━━ SUPPLIED MATERIAL

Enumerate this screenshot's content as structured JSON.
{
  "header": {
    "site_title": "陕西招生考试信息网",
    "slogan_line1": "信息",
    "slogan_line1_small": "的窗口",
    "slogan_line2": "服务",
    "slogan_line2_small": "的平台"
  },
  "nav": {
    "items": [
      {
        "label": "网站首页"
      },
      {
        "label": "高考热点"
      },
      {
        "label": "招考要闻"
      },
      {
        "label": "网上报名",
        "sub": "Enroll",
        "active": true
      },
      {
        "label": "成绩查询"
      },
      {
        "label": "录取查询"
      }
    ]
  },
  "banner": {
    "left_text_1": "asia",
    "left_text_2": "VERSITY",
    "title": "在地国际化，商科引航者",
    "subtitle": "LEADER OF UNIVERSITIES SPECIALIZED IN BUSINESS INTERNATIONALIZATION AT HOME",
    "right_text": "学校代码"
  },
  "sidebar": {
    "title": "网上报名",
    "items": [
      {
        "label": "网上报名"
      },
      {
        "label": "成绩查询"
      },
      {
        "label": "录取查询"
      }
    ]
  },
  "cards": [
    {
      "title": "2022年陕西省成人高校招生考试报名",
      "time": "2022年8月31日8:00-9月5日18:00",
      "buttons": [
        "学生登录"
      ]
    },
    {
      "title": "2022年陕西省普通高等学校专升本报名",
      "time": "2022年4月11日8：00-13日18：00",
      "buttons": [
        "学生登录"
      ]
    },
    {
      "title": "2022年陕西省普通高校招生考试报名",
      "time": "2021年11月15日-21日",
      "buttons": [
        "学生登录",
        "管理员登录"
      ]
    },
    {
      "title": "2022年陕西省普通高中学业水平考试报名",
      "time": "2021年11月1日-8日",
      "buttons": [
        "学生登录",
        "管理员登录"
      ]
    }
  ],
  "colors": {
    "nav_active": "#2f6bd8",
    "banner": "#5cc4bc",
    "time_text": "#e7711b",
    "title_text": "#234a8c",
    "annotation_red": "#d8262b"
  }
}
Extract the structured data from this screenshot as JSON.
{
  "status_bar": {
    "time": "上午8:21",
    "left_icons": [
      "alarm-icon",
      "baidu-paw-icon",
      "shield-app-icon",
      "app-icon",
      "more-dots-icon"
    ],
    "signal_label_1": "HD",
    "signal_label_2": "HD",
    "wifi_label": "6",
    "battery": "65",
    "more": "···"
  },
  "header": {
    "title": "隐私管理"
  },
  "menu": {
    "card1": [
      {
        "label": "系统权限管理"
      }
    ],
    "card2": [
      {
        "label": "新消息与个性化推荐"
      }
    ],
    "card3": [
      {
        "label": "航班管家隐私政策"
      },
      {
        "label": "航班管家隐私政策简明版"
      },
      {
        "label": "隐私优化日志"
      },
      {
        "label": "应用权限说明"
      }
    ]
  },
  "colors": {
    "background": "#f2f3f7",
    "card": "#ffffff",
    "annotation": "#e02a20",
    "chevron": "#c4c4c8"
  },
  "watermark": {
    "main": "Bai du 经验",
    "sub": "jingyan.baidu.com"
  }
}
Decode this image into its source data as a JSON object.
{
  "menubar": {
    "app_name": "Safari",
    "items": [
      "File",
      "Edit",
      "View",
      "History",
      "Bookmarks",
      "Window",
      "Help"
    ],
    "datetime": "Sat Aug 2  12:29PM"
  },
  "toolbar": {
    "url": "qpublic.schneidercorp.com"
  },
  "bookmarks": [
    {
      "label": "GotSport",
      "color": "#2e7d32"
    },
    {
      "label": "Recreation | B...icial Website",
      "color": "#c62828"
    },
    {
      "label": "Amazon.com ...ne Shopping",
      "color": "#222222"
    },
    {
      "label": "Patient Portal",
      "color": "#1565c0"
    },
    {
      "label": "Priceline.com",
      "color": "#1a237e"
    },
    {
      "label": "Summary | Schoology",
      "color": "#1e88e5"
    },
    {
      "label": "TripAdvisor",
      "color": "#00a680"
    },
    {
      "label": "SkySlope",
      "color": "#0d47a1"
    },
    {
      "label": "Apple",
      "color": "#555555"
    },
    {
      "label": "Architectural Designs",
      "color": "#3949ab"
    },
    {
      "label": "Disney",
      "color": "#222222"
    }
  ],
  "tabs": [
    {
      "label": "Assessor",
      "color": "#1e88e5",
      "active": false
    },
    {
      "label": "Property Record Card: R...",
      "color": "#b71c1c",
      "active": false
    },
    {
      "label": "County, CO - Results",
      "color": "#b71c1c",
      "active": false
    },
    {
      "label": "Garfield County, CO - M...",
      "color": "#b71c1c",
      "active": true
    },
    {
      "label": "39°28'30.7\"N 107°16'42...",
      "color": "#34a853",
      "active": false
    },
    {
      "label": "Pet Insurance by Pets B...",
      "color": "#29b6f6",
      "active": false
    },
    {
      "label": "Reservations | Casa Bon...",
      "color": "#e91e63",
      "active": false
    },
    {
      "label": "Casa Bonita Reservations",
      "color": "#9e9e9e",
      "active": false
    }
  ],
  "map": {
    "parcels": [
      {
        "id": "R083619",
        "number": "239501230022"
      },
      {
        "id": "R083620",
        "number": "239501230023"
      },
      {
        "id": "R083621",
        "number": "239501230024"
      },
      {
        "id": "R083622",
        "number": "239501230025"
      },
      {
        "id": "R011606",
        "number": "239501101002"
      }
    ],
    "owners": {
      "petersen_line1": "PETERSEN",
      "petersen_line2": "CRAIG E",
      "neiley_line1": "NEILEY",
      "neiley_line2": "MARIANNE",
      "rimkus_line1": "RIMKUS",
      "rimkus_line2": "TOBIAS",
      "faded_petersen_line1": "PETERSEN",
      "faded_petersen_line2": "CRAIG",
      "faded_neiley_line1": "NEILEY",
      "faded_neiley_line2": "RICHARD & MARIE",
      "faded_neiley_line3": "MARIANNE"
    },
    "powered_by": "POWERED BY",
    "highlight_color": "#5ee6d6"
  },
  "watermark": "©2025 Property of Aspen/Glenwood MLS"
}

━━━━

PROBLEM TO WORK ON: Print the listing above in its entirety, with every line exact.

EXERCISE OUTPUT:
Enumerate this screenshot's content as structured JSON.
{
  "header": {
    "site_title": "陕西招生考试信息网",
    "slogan_line1": "信息",
    "slogan_line1_small": "的窗口",
    "slogan_line2": "服务",
    "slogan_line2_small": "的平台"
  },
  "nav": {
    "items": [
      {
        "label": "网站首页"
      },
      {
        "label": "高考热点"
      },
      {
        "label": "招考要闻"
      },
      {
        "label": "网上报名",
        "sub": "Enroll",
        "active": true
      },
      {
        "label": "成绩查询"
      },
      {
        "label": "录取查询"
      }
    ]
  },
  "banner": {
    "left_text_1": "asia",
    "left_text_2": "VERSITY",
    "title": "在地国际化，商科引航者",
    "subtitle": "LEADER OF UNIVERSITIES SPECIALIZED IN BUSINESS INTERNATIONALIZATION AT HOME",
    "right_text": "学校代码"
  },
  "sidebar": {
    "title": "网上报名",
    "items": [
      {
        "label": "网上报名"
      },
      {
        "label": "成绩查询"
      },
      {
        "label": "录取查询"
      }
    ]
  },
  "cards": [
    {
      "title": "2022年陕西省成人高校招生考试报名",
      "time": "2022年8月31日8:00-9月5日18:00",
      "buttons": [
        "学生登录"
      ]
    },
    {
      "title": "2022年陕西省普通高等学校专升本报名",
      "time": "2022年4月11日8：00-13日18：00",
      "buttons": [
        "学生登录"
      ]
    },
    {
      "title": "2022年陕西省普通高校招生考试报名",
      "time": "2021年11月15日-21日",
      "buttons": [
        "学生登录",
        "管理员登录"
      ]
    },
    {
      "title": "2022年陕西省普通高中学业水平考试报名",
      "time": "2021年11月1日-8日",
      "buttons": [
        "学生登录",
        "管理员登录"
      ]
    }
  ],
  "colors": {
    "nav_active": "#2f6bd8",
    "banner": "#5cc4bc",
    "time_text": "#e7711b",
    "title_text": "#234a8c",
    "annotation_red": "#d8262b"
  }
}
Extract the structured data from this screenshot as JSON.
{
  "status_bar": {
    "time": "上午8:21",
    "left_icons": [
      "alarm-icon",
      "baidu-paw-icon",
      "shield-app-icon",
      "app-icon",
      "more-dots-icon"
    ],
    "signal_label_1": "HD",
    "signal_label_2": "HD",
    "wifi_label": "6",
    "battery": "65",
    "more": "···"
  },
  "header": {
    "title": "隐私管理"
  },
  "menu": {
    "card1": [
      {
        "label": "系统权限管理"
      }
    ],
    "card2": [
      {
        "label": "新消息与个性化推荐"
      }
    ],
    "card3": [
      {
        "label": "航班管家隐私政策"
      },
      {
        "label": "航班管家隐私政策简明版"
      },
      {
        "label": "隐私优化日志"
      },
      {
        "label": "应用权限说明"
      }
    ]
  },
  "colors": {
    "background": "#f2f3f7",
    "card": "#ffffff",
    "annotation": "#e02a20",
    "chevron": "#c4c4c8"
  },
  "watermark": {
    "main": "Bai du 经验",
    "sub": "jingyan.baidu.com"
  }
}
Decode this image into its source data as a JSON object.
{
  "menubar": {
    "app_name": "Safari",
    "items": [
      "File",
      "Edit",
      "View",
      "History",
      "Bookmarks",
      "Window",
      "Help"
    ],
    "datetime": "Sat Aug 2  12:29PM"
  },
  "toolbar": {
    "url": "qpublic.schneidercorp.com"
  },
  "bookmarks": [
    {
      "label": "GotSport",
      "color": "#2e7d32"
    },
    {
      "label": "Recreation | B...icial Website",
      "color": "#c62828"
    },
    {
      "label": "Amazon.com ...ne Shopping",
      "color": "#222222"
    },
    {
      "label": "Patient Portal",
      "color": "#1565c0"
    },
    {
      "label": "Priceline.com",
      "color": "#1a237e"
    },
    {
      "label": "Summary | Schoology",
      "color": "#1e88e5"
    },
    {
      "label": "TripAdvisor",
      "color": "#00a680"
    },
    {
      "label": "SkySlope",
      "color": "#0d47a1"
    },
    {
      "label": "Apple",
      "color": "#555555"
    },
    {
      "label": "Architectural Designs",
      "color": "#3949ab"
    },
    {
      "label": "Disney",
      "color": "#222222"
    }
  ],
  "tabs": [
    {
      "label": "Assessor",
      "color": "#1e88e5",
      "active": false
    },
    {
      "label": "Property Record Card: R...",
      "color": "#b71c1c",
      "active": false
    },
    {
      "label": "County, CO - Results",
      "color": "#b71c1c",
      "active": false
    },
    {
      "label": "Garfield County, CO - M...",
      "color": "#b71c1c",
      "active": true
    },
    {
      "label": "39°28'30.7\"N 107°16'42...",
      "color": "#34a853",
      "active": false
    },
    {
      "label": "Pet Insurance by Pets B...",
      "color": "#29b6f6",
      "active": false
    },
    {
      "label": "Reservations | Casa Bon...",
      "color": "#e91e63",
      "active": false
    },
    {
      "label": "Casa Bonita Reservations",
      "color": "#9e9e9e",
      "active": false
    }
  ],
  "map": {
    "parcels": [
      {
        "id": "R083619",
        "number": "239501230022"
      },
      {
        "id": "R083620",
        "number": "239501230023"
      },
      {
        "id": "R083621",
        "number": "239501230024"
      },
      {
        "id": "R083622",
        "number": "239501230025"
      },
      {
        "id": "R011606",
        "number": "239501101002"
      }
    ],
    "owners": {
      "petersen_line1": "PETERSEN",
      "petersen_line2": "CRAIG E",
      "neiley_line1": "NEILEY",
      "neiley_line2": "MARIANNE",
      "rimkus_line1": "RIMKUS",
      "rimkus_line2": "TOBIAS",
      "faded_petersen_line1": "PETERSEN",
      "faded_petersen_line2": "CRAIG",
      "faded_neiley_line1": "NEILEY",
      "faded_neiley_line2": "RICHARD & MARIE",
      "faded_neiley_line3": "MARIANNE"
    },
    "powered_by": "POWERED BY",
    "highlight_color": "#5ee6d6"
  },
  "watermark": "©2025 Property of Aspen/Glenwood MLS"
}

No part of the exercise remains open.